- _Problem to solve_:
Make an exact copy of the entries, and keep any pictures out of it.

### Data for this task

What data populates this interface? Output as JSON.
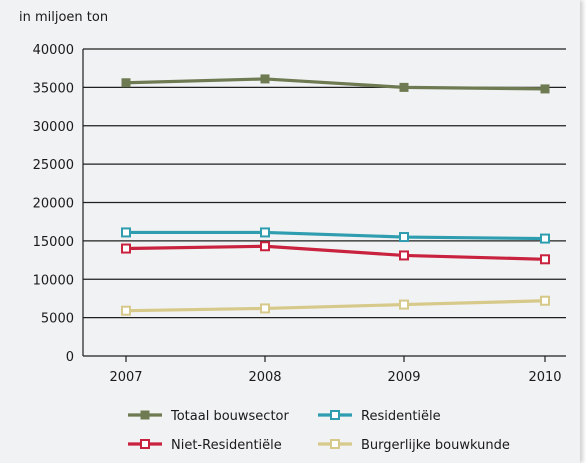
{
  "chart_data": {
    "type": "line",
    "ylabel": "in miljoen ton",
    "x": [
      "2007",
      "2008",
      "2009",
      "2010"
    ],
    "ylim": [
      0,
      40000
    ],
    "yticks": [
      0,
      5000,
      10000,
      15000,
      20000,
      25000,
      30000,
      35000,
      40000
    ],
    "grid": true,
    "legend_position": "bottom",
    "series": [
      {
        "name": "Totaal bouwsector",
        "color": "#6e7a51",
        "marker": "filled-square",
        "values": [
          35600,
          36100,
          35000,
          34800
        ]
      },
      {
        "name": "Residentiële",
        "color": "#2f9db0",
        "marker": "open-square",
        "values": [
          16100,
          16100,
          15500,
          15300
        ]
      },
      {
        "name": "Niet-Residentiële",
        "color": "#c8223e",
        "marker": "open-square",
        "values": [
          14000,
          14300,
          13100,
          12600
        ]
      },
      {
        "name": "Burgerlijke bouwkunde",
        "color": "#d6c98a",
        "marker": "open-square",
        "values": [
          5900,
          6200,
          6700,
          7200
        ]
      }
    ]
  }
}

######

- _Exercise result_:
What data populates this interface? Output as JSON.
{
  "chart_data": {
    "type": "line",
    "ylabel": "in miljoen ton",
    "x": [
      "2007",
      "2008",
      "2009",
      "2010"
    ],
    "ylim": [
      0,
      40000
    ],
    "yticks": [
      0,
      5000,
      10000,
      15000,
      20000,
      25000,
      30000,
      35000,
      40000
    ],
    "grid": true,
    "legend_position": "bottom",
    "series": [
      {
        "name": "Totaal bouwsector",
        "color": "#6e7a51",
        "marker": "filled-square",
        "values": [
          35600,
          36100,
          35000,
          34800
        ]
      },
      {
        "name": "Residentiële",
        "color": "#2f9db0",
        "marker": "open-square",
        "values": [
          16100,
          16100,
          15500,
          15300
        ]
      },
      {
        "name": "Niet-Residentiële",
        "color": "#c8223e",
        "marker": "open-square",
        "values": [
          14000,
          14300,
          13100,
          12600
        ]
      },
      {
        "name": "Burgerlijke bouwkunde",
        "color": "#d6c98a",
        "marker": "open-square",
        "values": [
          5900,
          6200,
          6700,
          7200
        ]
      }
    ]
  }
}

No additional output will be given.